GIVEN TEXT =>
Queen's Bench Justice Robert Dewar was to preside over the case beginning Monday. Sources told the Free Press a last-minute decision was made this week to have Justice Doug Abra take over the proceedings.

Provincial officials have offered no explanation for the move, which comes days after Chief Justice Glenn Joyal issued a written statement saying Dewar will not hear any cases "of a sexual nature" pending the ongoing investigation.

"This is really unusual, to have a judge switched after jury selection and so close to the start of the trial," a source told the Free Press. In fact, jurors selected to hear the case had already been instructed Dewar was presiding to avoid any potential conflicts in case they knew him. Now the same process will likely have to be repeated with Abra.

Sources speculated there may be concern by justice officials about the volume of publicity currently surrounding Dewar and a decision was made to go with a lower-profile judge in a homicide case where 12 citizens will decide the fate of the accused.

The case against Matt Wegier involves the November 2007 stabbing death of 24-year-old Jeff Engen inside the Empire Cabaret on Main Street.

A judicial spokesman told the Free Press Joyal's notice from earlier this week is accurate and Dewar will continue hearing cases of a non-sexual nature. No further information about the reasons for moving him off the Wegier case was provided.

"There are a number of reasons why a case may be reassigned at any given stage," said the spokesman. Although that's true, sources say it usually only applies in cases where a sudden health issue comes up. That's apparently not the case with Dewar, who has been in courtrooms all this week, including Thursday.

Last week, the province announced it is filing a complaint with the Canadian Judicial Council over remarks made by Dewar at a sexual assault sentencing in Thompson. Jennifer Howard, minister responsible for the status of women, said she is concerned the judge's comments will cause future victims to fear they will be blamed for attacks against them.

BRIEF =>
Carry the news report on the judge reassignment forward from its final sentence. The items that come next have no connection to the news report on the judge reassignment.

[Layout region records]
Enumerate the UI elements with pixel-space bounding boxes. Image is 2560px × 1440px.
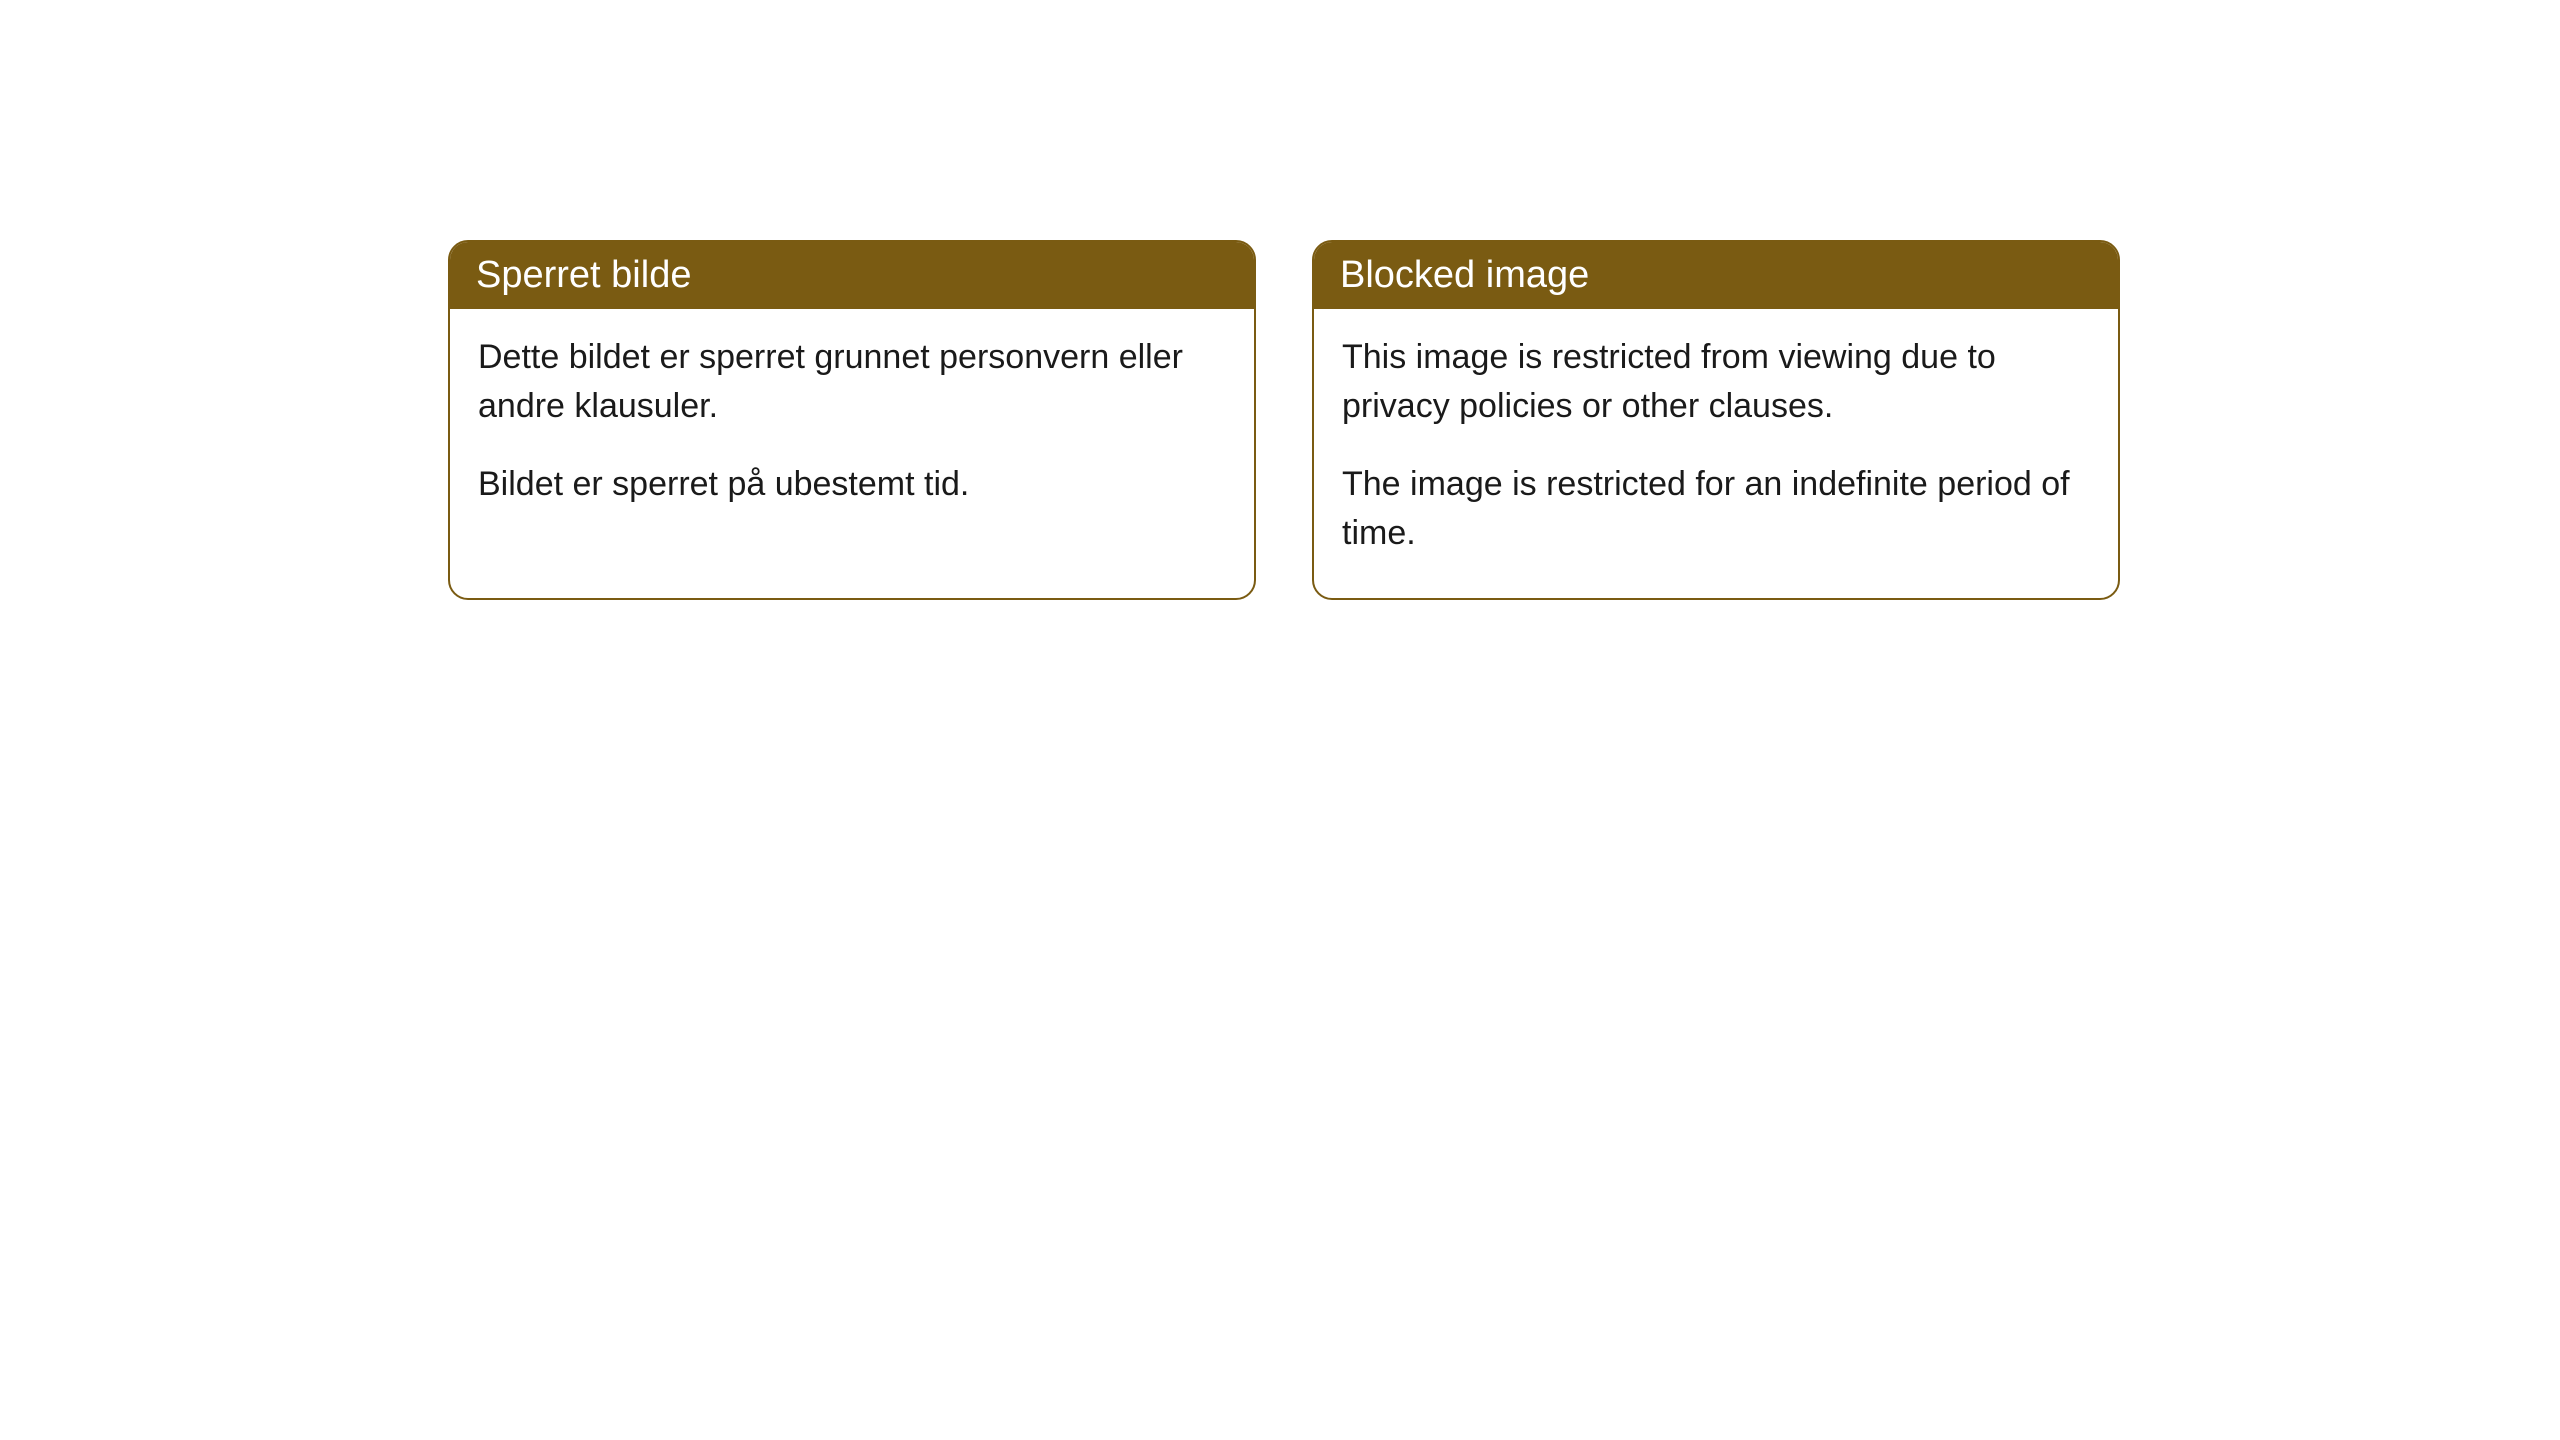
notice-paragraph: Bildet er sperret på ubestemt tid. — [478, 460, 1226, 509]
blocked-image-card-norwegian: Sperret bilde Dette bildet er sperret gr… — [448, 240, 1256, 600]
notice-paragraph: This image is restricted from viewing du… — [1342, 333, 2090, 432]
card-body: Dette bildet er sperret grunnet personve… — [450, 309, 1254, 549]
notice-paragraph: The image is restricted for an indefinit… — [1342, 460, 2090, 559]
card-header: Sperret bilde — [450, 242, 1254, 309]
card-title: Sperret bilde — [476, 254, 691, 296]
card-title: Blocked image — [1340, 254, 1589, 296]
blocked-image-card-english: Blocked image This image is restricted f… — [1312, 240, 2120, 600]
card-header: Blocked image — [1314, 242, 2118, 309]
notice-cards-container: Sperret bilde Dette bildet er sperret gr… — [448, 240, 2120, 600]
card-body: This image is restricted from viewing du… — [1314, 309, 2118, 598]
notice-paragraph: Dette bildet er sperret grunnet personve… — [478, 333, 1226, 432]
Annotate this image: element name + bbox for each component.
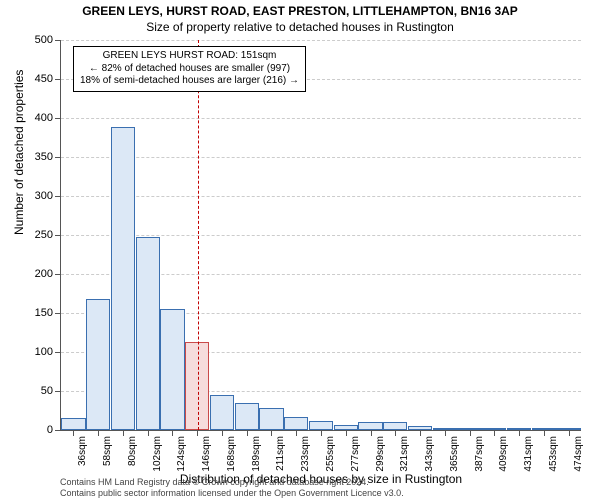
y-tick-label: 350	[35, 151, 53, 163]
y-tick-label: 50	[41, 385, 53, 397]
x-tick	[346, 430, 347, 436]
bar	[210, 395, 234, 430]
bar	[61, 418, 85, 430]
x-tick	[321, 430, 322, 436]
x-tick	[544, 430, 545, 436]
bar	[358, 422, 382, 430]
y-tick-label: 450	[35, 73, 53, 85]
annotation-line1: GREEN LEYS HURST ROAD: 151sqm	[80, 50, 299, 63]
x-tick-label: 453sqm	[548, 436, 559, 472]
y-tick-label: 0	[47, 424, 53, 436]
footer-text: Contains HM Land Registry data © Crown c…	[60, 477, 404, 498]
x-tick-label: 255sqm	[325, 436, 336, 472]
x-tick	[569, 430, 570, 436]
chart-title-main: GREEN LEYS, HURST ROAD, EAST PRESTON, LI…	[0, 4, 600, 18]
bar	[86, 299, 110, 430]
x-tick-label: 58sqm	[102, 436, 113, 466]
y-tick	[55, 196, 61, 197]
y-tick-label: 200	[35, 268, 53, 280]
x-tick-label: 168sqm	[226, 436, 237, 472]
x-tick-label: 80sqm	[127, 436, 138, 466]
x-tick	[73, 430, 74, 436]
x-tick	[445, 430, 446, 436]
x-tick	[519, 430, 520, 436]
y-tick	[55, 274, 61, 275]
x-tick	[148, 430, 149, 436]
y-tick	[55, 40, 61, 41]
bar	[160, 309, 184, 430]
annotation-line2: ← 82% of detached houses are smaller (99…	[80, 63, 299, 76]
y-tick	[55, 235, 61, 236]
bar	[284, 417, 308, 430]
x-tick	[296, 430, 297, 436]
x-tick	[247, 430, 248, 436]
y-axis-label: Number of detached properties	[12, 70, 26, 235]
x-tick-label: 211sqm	[275, 436, 286, 471]
y-tick-label: 150	[35, 307, 53, 319]
x-tick	[172, 430, 173, 436]
x-tick	[420, 430, 421, 436]
x-tick-label: 474sqm	[573, 436, 584, 472]
footer-line2: Contains public sector information licen…	[60, 488, 404, 498]
grid-line	[61, 40, 581, 41]
y-tick	[55, 157, 61, 158]
grid-line	[61, 118, 581, 119]
x-tick-label: 233sqm	[300, 436, 311, 472]
x-tick	[470, 430, 471, 436]
x-tick	[371, 430, 372, 436]
x-tick	[222, 430, 223, 436]
x-tick-label: 189sqm	[251, 436, 262, 472]
y-tick-label: 100	[35, 346, 53, 358]
bar	[309, 421, 333, 430]
x-tick	[395, 430, 396, 436]
x-tick-label: 299sqm	[375, 436, 386, 472]
x-tick-label: 321sqm	[399, 436, 410, 472]
x-tick-label: 36sqm	[77, 436, 88, 466]
x-tick-label: 409sqm	[498, 436, 509, 472]
x-tick	[98, 430, 99, 436]
y-tick	[55, 313, 61, 314]
y-tick-label: 250	[35, 229, 53, 241]
y-tick-label: 500	[35, 34, 53, 46]
grid-line	[61, 157, 581, 158]
bar	[235, 403, 259, 430]
x-tick-label: 343sqm	[424, 436, 435, 472]
annotation-box: GREEN LEYS HURST ROAD: 151sqm ← 82% of d…	[73, 46, 306, 92]
x-tick-label: 102sqm	[152, 436, 163, 472]
reference-line	[198, 40, 199, 430]
y-tick	[55, 352, 61, 353]
bar	[111, 127, 135, 430]
x-tick-label: 124sqm	[176, 436, 187, 472]
x-tick	[197, 430, 198, 436]
y-tick	[55, 79, 61, 80]
x-tick-label: 146sqm	[201, 436, 212, 472]
plot-area: Distribution of detached houses by size …	[60, 40, 581, 431]
chart-container: GREEN LEYS, HURST ROAD, EAST PRESTON, LI…	[0, 0, 600, 500]
x-tick-label: 387sqm	[474, 436, 485, 472]
bar	[136, 237, 160, 430]
x-tick-label: 431sqm	[523, 436, 534, 472]
bar	[383, 422, 407, 430]
chart-title-sub: Size of property relative to detached ho…	[0, 20, 600, 34]
x-tick	[123, 430, 124, 436]
y-tick	[55, 118, 61, 119]
x-tick-label: 277sqm	[350, 436, 361, 472]
y-tick	[55, 430, 61, 431]
footer-line1: Contains HM Land Registry data © Crown c…	[60, 477, 404, 487]
y-tick	[55, 391, 61, 392]
bar	[259, 408, 283, 430]
x-tick	[494, 430, 495, 436]
x-tick-label: 365sqm	[449, 436, 460, 472]
annotation-line3: 18% of semi-detached houses are larger (…	[80, 75, 299, 88]
grid-line	[61, 196, 581, 197]
x-tick	[271, 430, 272, 436]
y-tick-label: 300	[35, 190, 53, 202]
y-tick-label: 400	[35, 112, 53, 124]
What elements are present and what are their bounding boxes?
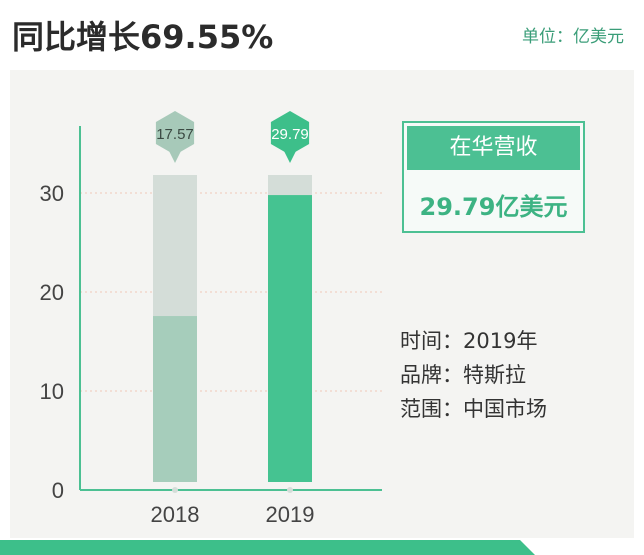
value-tag-pointer xyxy=(284,151,296,163)
bar-2018 xyxy=(153,316,197,482)
y-tick-label: 30 xyxy=(40,181,64,206)
x-tick-label: 2018 xyxy=(151,502,200,527)
value-tag-2019 xyxy=(270,111,310,155)
footer-bar xyxy=(0,540,520,555)
revenue-card-value: 29.79亿美元 xyxy=(419,193,568,221)
x-tick-dot xyxy=(287,487,293,493)
x-tick-dot xyxy=(172,487,178,493)
unit-label: 单位：亿美元 xyxy=(522,27,624,47)
revenue-card-title: 在华营收 xyxy=(407,126,580,170)
meta-list: 时间：2019年 品牌：特斯拉 范围：中国市场 xyxy=(400,324,547,426)
value-tag-2018 xyxy=(155,111,195,155)
revenue-card: 在华营收 29.79亿美元 xyxy=(402,121,585,233)
data-label: 17.57 xyxy=(156,126,194,143)
x-tick-label: 2019 xyxy=(266,502,315,527)
data-label: 29.79 xyxy=(271,126,309,143)
meta-scope: 范围：中国市场 xyxy=(400,397,547,421)
header: 同比增长69.55% 单位：亿美元 xyxy=(0,0,644,70)
meta-time: 时间：2019年 xyxy=(400,329,538,353)
meta-brand: 品牌：特斯拉 xyxy=(400,363,526,387)
headline: 同比增长69.55% xyxy=(12,18,274,56)
y-tick-label: 20 xyxy=(40,280,64,305)
y-tick-label: 0 xyxy=(52,478,64,503)
value-tag-pointer xyxy=(169,151,181,163)
bar-2019 xyxy=(268,195,312,483)
footer-notch xyxy=(520,540,535,555)
y-tick-label: 10 xyxy=(40,379,64,404)
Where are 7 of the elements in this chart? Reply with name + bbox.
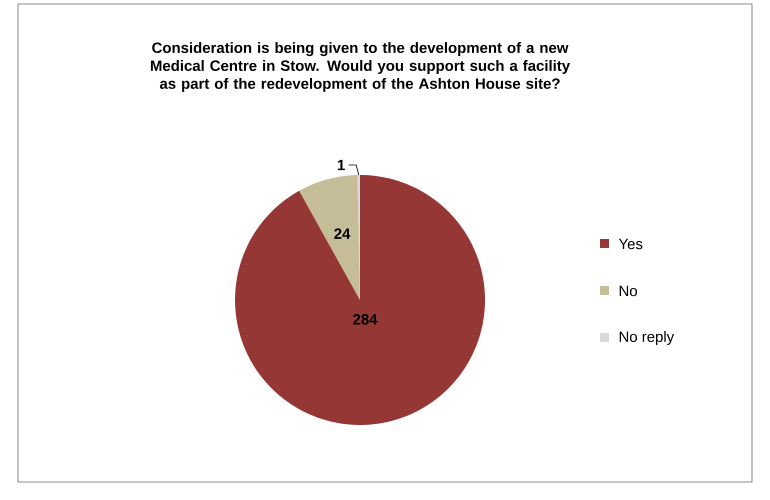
legend-label: Yes [618, 238, 642, 250]
chart-title: Consideration is being given to the development of a new Medical Centre in Stow. Would you support such a facility as part of the redevelopment of the Ashton House site? [150, 42, 570, 92]
data-label: 1 [338, 160, 345, 170]
data-label: 284 [353, 314, 378, 325]
legend-label: No reply [620, 331, 674, 345]
data-label: 24 [334, 228, 350, 239]
legend-label: No [620, 286, 637, 296]
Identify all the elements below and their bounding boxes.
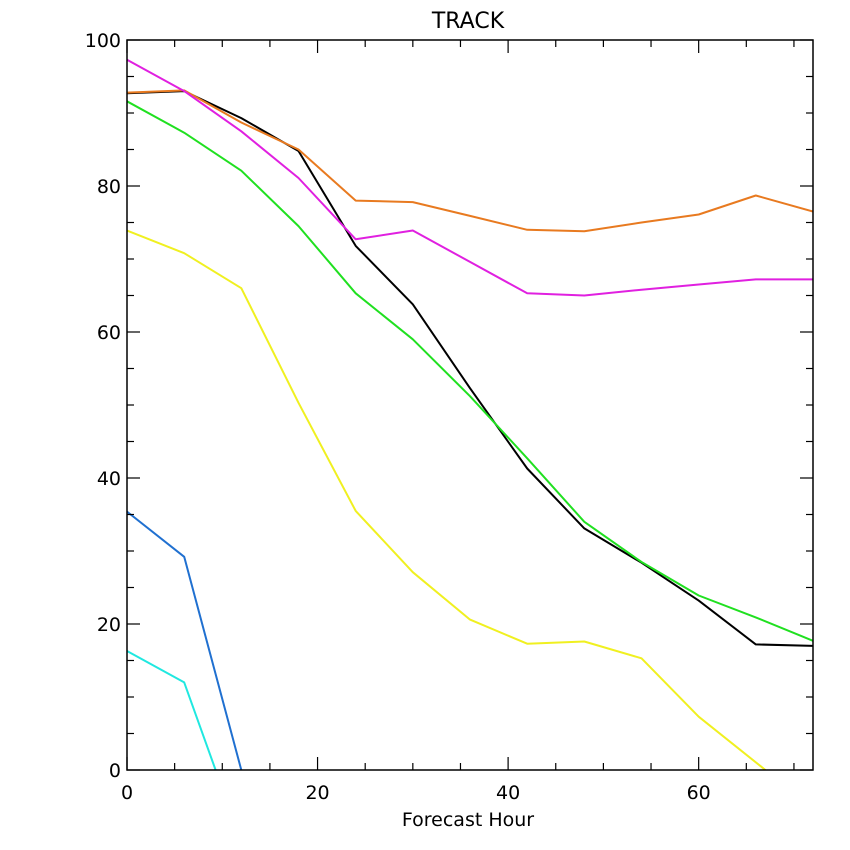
x-tick-label: 20 bbox=[305, 782, 329, 804]
y-tick-label: 100 bbox=[85, 30, 121, 52]
series-line-7 bbox=[127, 650, 217, 770]
series-line-6 bbox=[127, 510, 243, 770]
series-layer bbox=[127, 58, 813, 770]
y-tick-label: 20 bbox=[97, 614, 121, 636]
y-tick-label: 80 bbox=[97, 176, 121, 198]
x-tick-label: 40 bbox=[496, 782, 520, 804]
series-line-5 bbox=[127, 229, 767, 770]
x-tick-label: 60 bbox=[687, 782, 711, 804]
chart-title: TRACK bbox=[431, 9, 505, 34]
x-axis-label: Forecast Hour bbox=[402, 809, 534, 831]
series-line-4 bbox=[127, 100, 813, 642]
y-tick-label: 60 bbox=[97, 322, 121, 344]
x-tick-label: 0 bbox=[121, 782, 133, 804]
plot-frame bbox=[126, 39, 814, 771]
series-line-3 bbox=[127, 58, 813, 297]
y-tick-label: 0 bbox=[109, 760, 121, 782]
series-line-2 bbox=[127, 89, 813, 233]
axes-layer: 0 20 40 60 0 20 40 60 80 100 bbox=[85, 30, 814, 804]
y-tick-label: 40 bbox=[97, 468, 121, 490]
series-line-1 bbox=[127, 90, 813, 647]
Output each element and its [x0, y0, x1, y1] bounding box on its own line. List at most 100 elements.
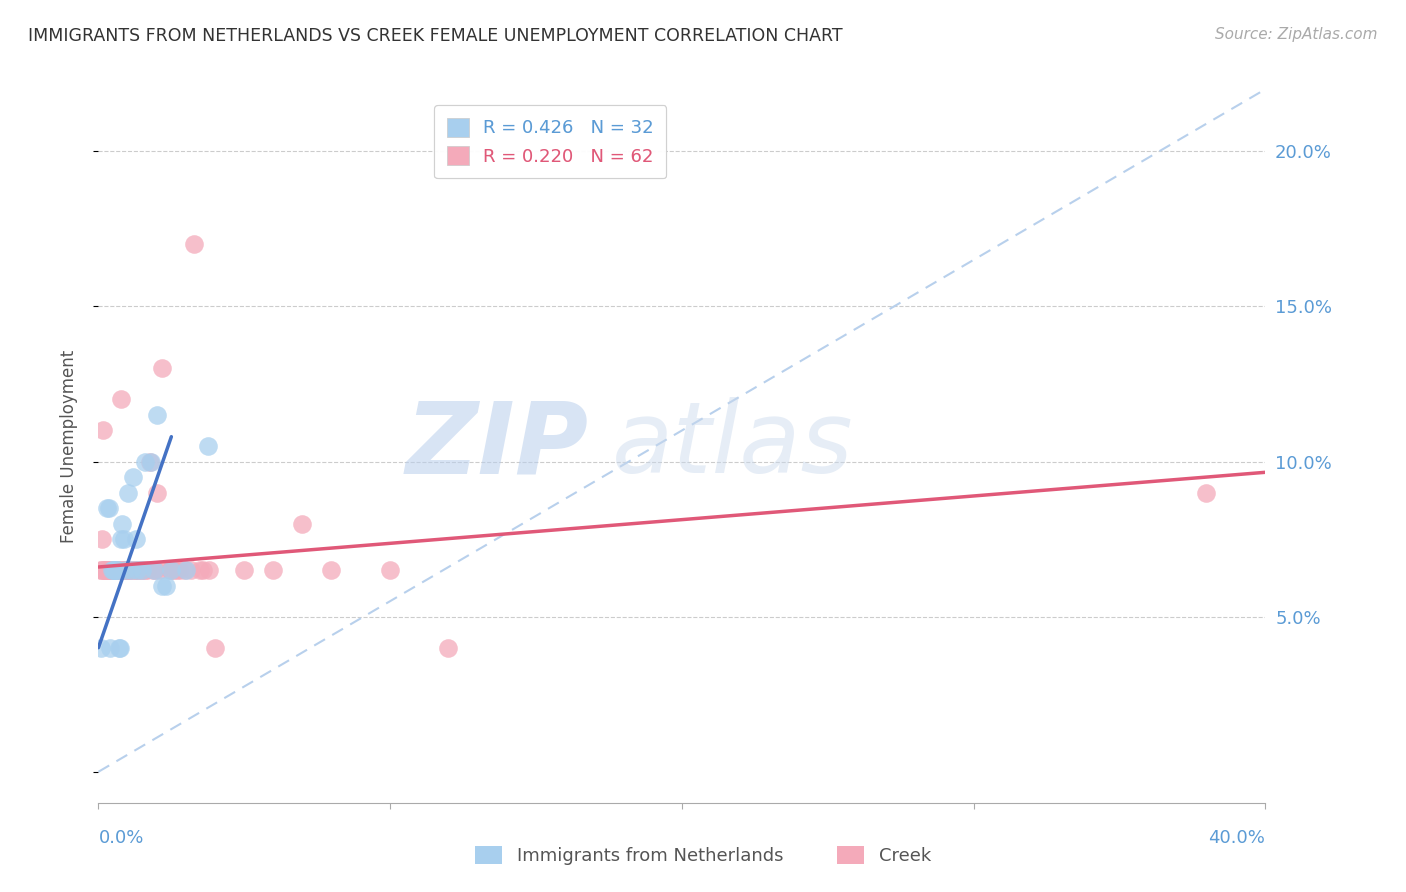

TASK RESULT =>
At a sentencing hearing Feb. 18, Dewar suggested a victim's attire and flirtatious behaviour were partly to blame for the attack, which involved forced intercourse. The judge called the attacker, Kenneth Rhodes, a "clumsy Don Juan" and noted the victim wore a tube top, high heels and plenty of makeup. He gave Rhodes a conditional sentence SEmD no jail time -- of two years, rejecting a Crown suggestion of at least three years behind bars.

The judge's remarks unleashed a firestorm of protest last week when they came to light in a Free Press story. Politicians of all stripes joined student and feminist groups and those who work with sexual assault victims in decrying the comments. Many said they feared Dewar's remarks would deter other victims from coming forward in the future.

By Friday afternoon, the judicial council, which has authority over more than 1,100 federally appointed judges, had already received "several" complaints about Dewar's handling of the case, according to a spokeswoman.

Earlier in the day, more than 100 women and men held a noisy protest outside the downtown Law Courts building. They chanted "yes means yes and no means no," and waved signs sporting an array of messages including, "Clumsy, ignorant judge," and 'FYI, Dewar, this is the 21st century." Many who attended the demonstration called on the judge to apologize for his remarks and to resign.

A spokeswoman for the Manitoba Justice Department said the Crown has ordered a transcript of the Rhodes sentencing and will review whether there are grounds for appeal. It has 30 days to do that.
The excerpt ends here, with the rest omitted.